Task ▸
In how many lines does the string "save" appear? Answer with the number only.

Given records ▸

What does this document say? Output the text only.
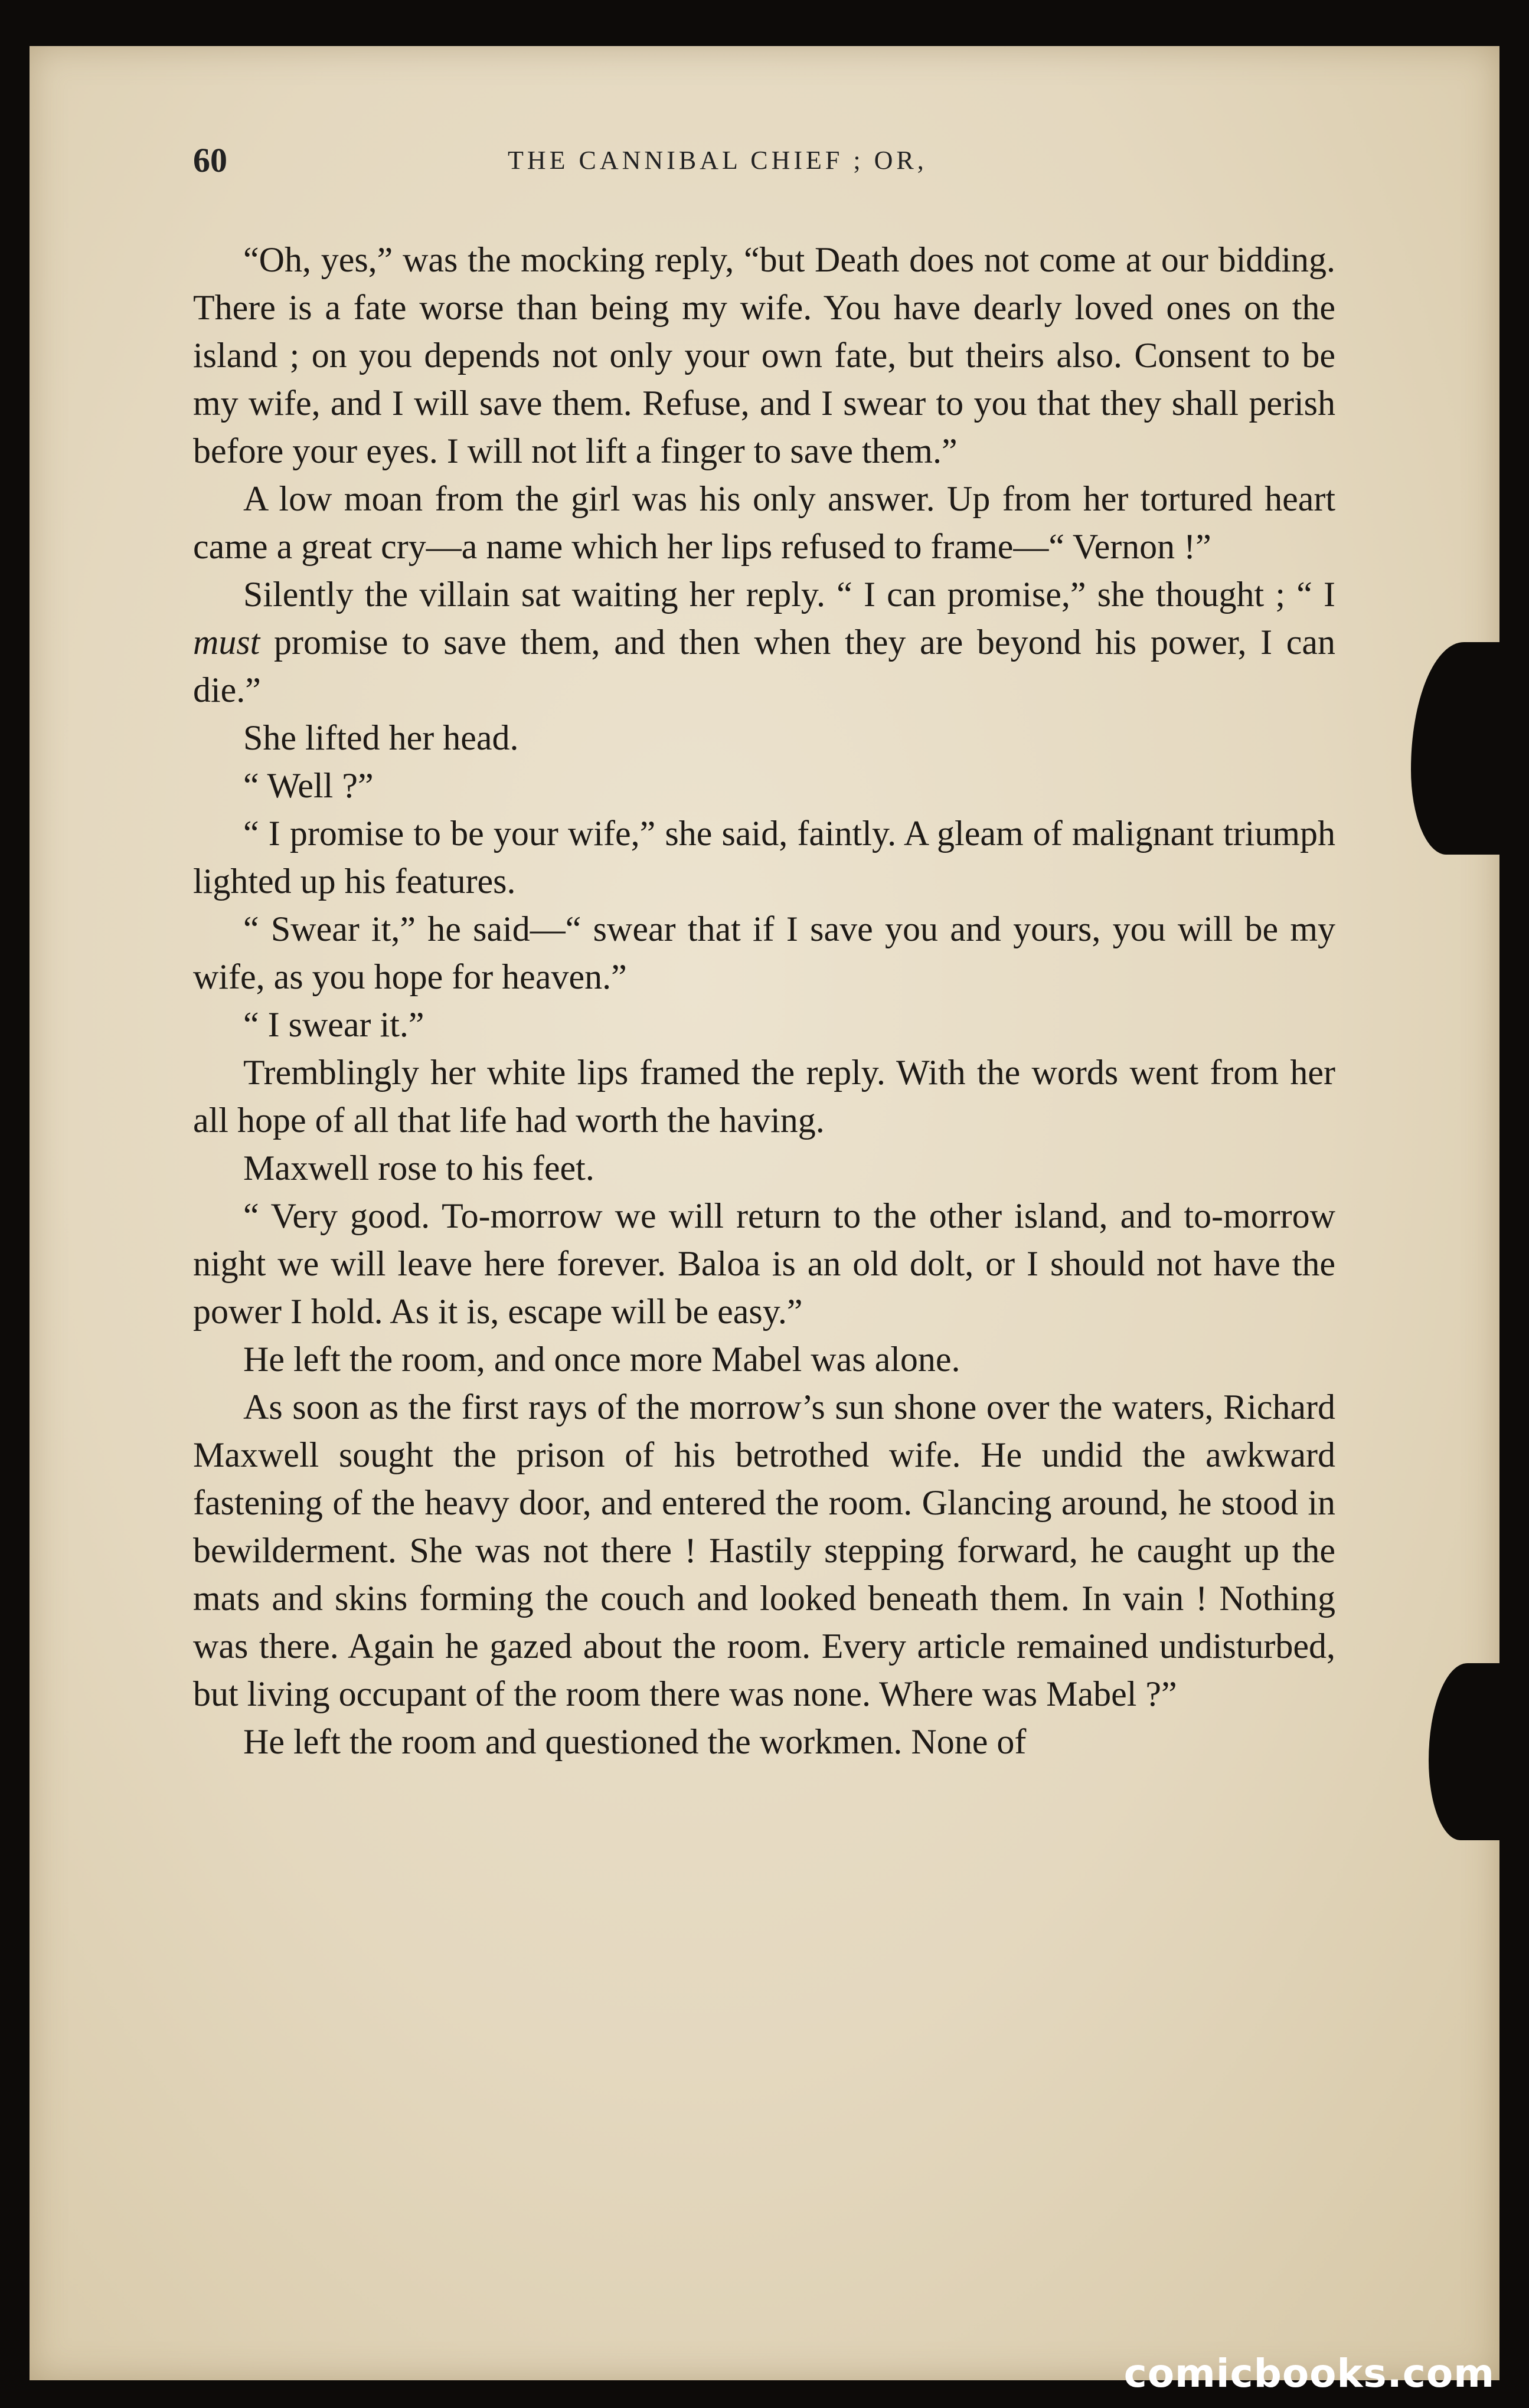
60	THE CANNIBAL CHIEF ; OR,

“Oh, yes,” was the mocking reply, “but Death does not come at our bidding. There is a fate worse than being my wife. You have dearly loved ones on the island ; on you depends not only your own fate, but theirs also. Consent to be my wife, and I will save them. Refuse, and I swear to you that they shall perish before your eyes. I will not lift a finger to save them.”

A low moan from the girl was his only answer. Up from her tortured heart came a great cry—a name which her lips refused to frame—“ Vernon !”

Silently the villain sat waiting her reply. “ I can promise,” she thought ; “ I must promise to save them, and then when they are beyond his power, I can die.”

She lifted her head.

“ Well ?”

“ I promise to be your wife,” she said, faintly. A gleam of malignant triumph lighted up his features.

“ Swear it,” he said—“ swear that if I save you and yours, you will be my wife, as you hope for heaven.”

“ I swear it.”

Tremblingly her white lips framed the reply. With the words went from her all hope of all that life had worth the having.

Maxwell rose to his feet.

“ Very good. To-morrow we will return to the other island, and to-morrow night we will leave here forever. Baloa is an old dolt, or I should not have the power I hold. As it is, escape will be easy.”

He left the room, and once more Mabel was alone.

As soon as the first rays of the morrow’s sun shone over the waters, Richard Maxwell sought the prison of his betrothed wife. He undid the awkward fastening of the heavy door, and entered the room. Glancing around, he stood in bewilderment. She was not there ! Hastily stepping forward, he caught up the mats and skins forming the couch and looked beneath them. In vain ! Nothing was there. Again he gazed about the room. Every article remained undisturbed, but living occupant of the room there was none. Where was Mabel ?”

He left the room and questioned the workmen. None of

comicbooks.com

Exercise answer ▸
3